Instructions for the task | Reading down the listing below, count the lines where the word "validity" shows up, then give only that count.

* begin Supplied material *

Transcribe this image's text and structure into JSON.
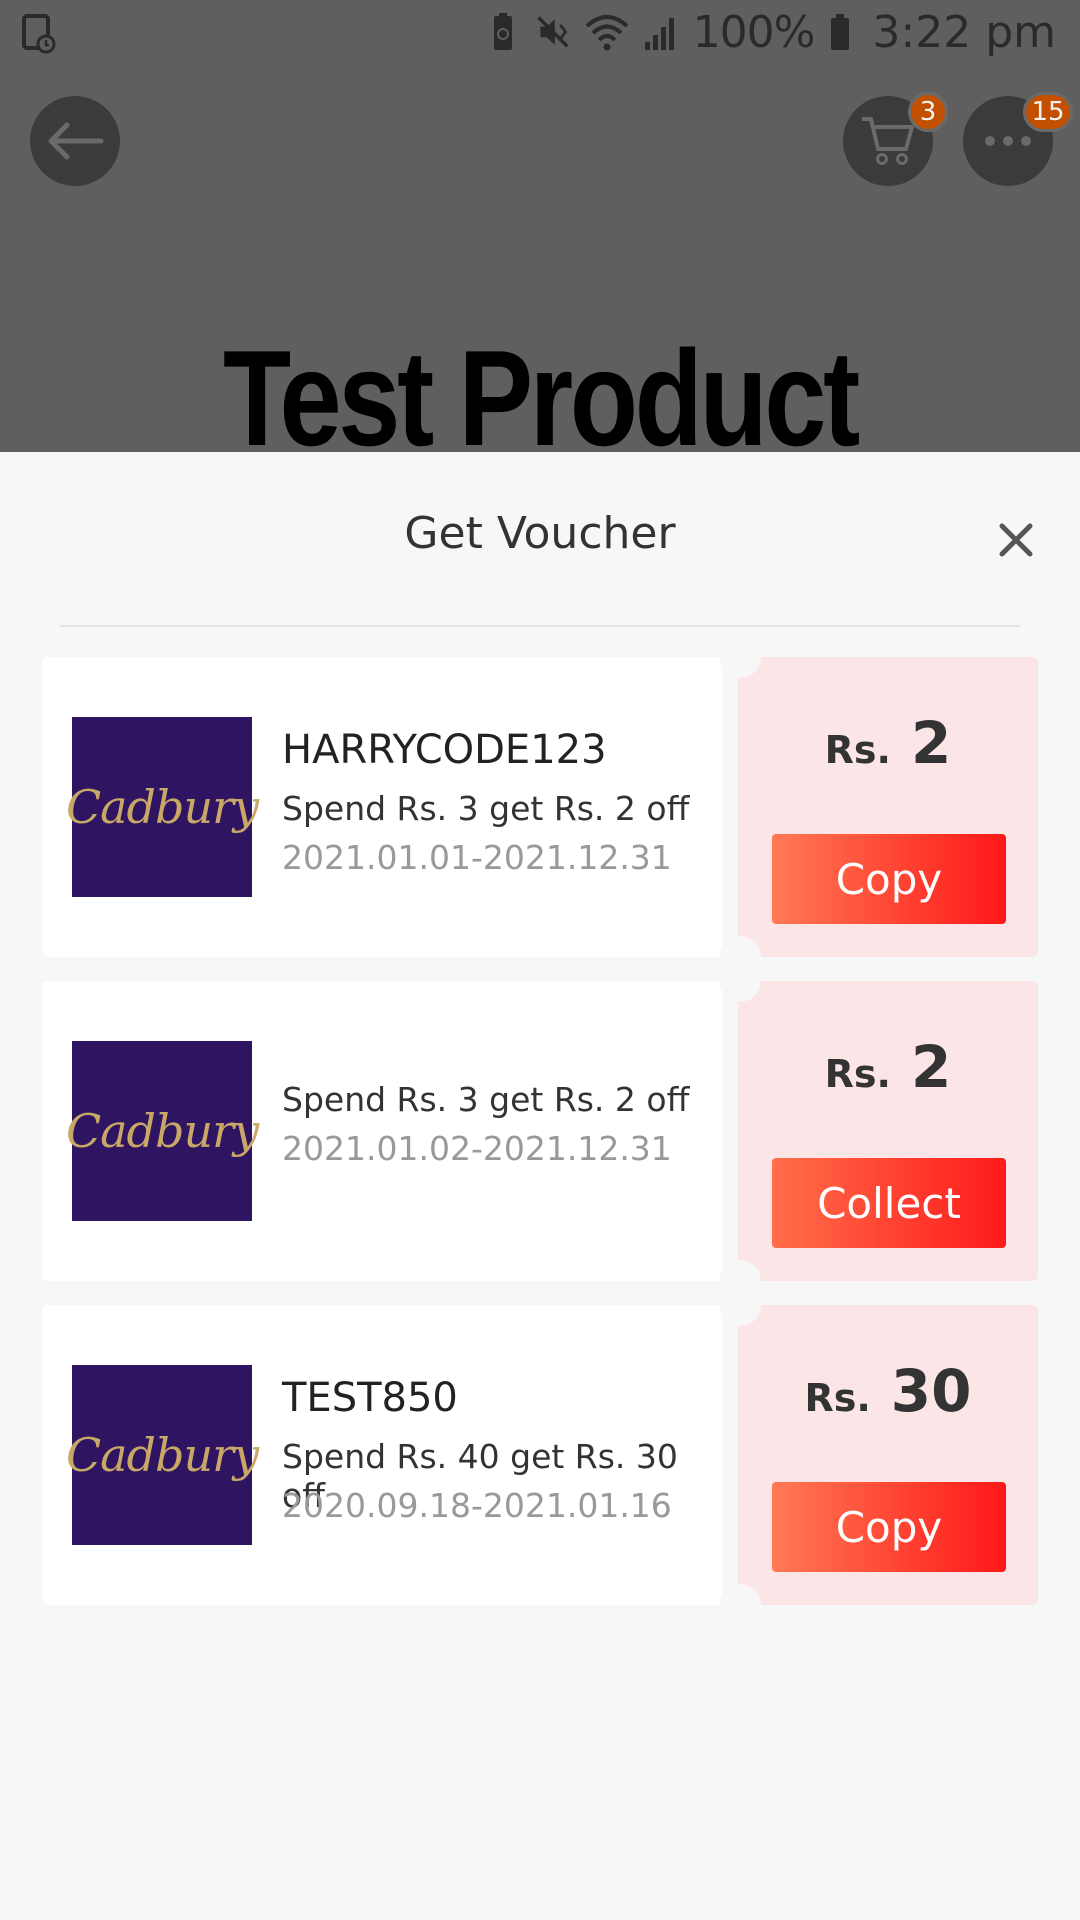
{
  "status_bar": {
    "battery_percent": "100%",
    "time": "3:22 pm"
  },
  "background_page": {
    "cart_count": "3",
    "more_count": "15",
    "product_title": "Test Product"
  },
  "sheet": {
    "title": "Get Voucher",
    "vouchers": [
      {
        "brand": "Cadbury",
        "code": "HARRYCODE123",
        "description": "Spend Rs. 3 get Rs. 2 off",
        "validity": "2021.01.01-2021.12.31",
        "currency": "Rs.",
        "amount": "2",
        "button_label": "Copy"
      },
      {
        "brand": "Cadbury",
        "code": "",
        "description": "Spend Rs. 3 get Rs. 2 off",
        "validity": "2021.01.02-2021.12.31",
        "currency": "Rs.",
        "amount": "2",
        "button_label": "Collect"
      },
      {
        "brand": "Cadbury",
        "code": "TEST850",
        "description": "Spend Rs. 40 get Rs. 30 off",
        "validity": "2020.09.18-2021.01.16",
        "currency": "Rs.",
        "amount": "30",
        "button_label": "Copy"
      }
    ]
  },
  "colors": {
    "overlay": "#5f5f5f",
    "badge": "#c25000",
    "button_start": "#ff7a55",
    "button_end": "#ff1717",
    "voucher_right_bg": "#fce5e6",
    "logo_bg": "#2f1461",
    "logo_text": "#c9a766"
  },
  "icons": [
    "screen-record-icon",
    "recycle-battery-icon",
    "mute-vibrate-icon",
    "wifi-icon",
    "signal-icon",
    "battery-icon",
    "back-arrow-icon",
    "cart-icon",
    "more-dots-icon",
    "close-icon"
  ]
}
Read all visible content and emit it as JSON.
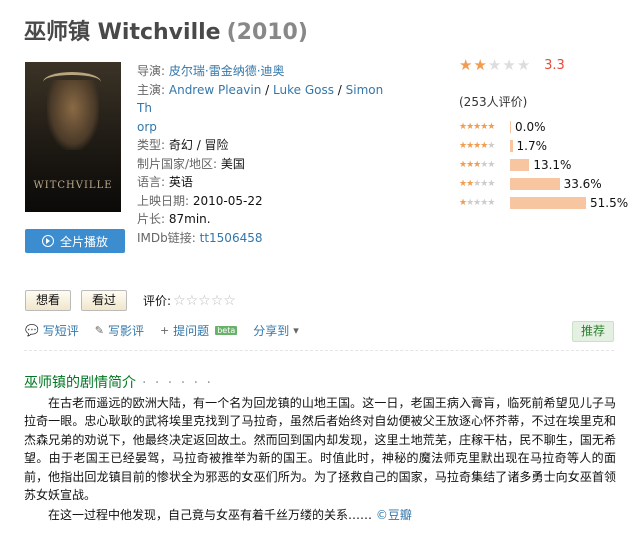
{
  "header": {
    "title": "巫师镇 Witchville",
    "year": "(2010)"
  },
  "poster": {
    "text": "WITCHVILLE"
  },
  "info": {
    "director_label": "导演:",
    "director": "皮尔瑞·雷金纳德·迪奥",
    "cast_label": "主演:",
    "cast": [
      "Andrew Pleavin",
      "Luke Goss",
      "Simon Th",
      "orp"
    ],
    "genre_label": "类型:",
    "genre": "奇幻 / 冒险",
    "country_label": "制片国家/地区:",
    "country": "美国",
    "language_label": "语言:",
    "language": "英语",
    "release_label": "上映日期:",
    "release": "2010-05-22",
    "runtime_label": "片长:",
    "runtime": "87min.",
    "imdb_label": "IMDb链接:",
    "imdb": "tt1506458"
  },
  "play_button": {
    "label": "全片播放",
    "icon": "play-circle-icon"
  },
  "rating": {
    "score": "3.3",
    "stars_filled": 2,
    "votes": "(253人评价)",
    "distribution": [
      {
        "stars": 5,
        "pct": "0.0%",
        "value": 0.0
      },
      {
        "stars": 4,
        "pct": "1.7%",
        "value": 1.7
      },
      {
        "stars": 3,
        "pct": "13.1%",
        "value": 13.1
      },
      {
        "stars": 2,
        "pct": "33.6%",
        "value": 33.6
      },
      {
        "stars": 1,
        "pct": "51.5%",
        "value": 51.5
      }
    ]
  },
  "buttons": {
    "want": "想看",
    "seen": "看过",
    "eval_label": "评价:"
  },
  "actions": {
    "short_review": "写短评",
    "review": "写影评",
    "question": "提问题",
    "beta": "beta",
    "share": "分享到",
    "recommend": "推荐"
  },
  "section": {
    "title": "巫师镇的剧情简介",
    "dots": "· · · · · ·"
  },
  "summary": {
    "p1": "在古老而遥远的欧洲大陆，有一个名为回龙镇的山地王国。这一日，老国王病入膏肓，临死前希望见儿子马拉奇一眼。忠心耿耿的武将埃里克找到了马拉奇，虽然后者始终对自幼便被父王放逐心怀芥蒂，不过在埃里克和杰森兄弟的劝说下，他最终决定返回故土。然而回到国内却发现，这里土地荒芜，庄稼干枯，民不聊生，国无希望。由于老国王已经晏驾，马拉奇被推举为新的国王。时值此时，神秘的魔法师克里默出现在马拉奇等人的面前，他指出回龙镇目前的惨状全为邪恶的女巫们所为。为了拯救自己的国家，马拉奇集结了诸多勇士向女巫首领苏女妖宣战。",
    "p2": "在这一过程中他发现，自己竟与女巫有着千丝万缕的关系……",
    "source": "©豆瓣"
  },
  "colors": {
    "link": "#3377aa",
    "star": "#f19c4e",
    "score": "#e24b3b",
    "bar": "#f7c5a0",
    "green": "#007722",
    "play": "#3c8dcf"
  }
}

* end Supplied material *

Complete output | 3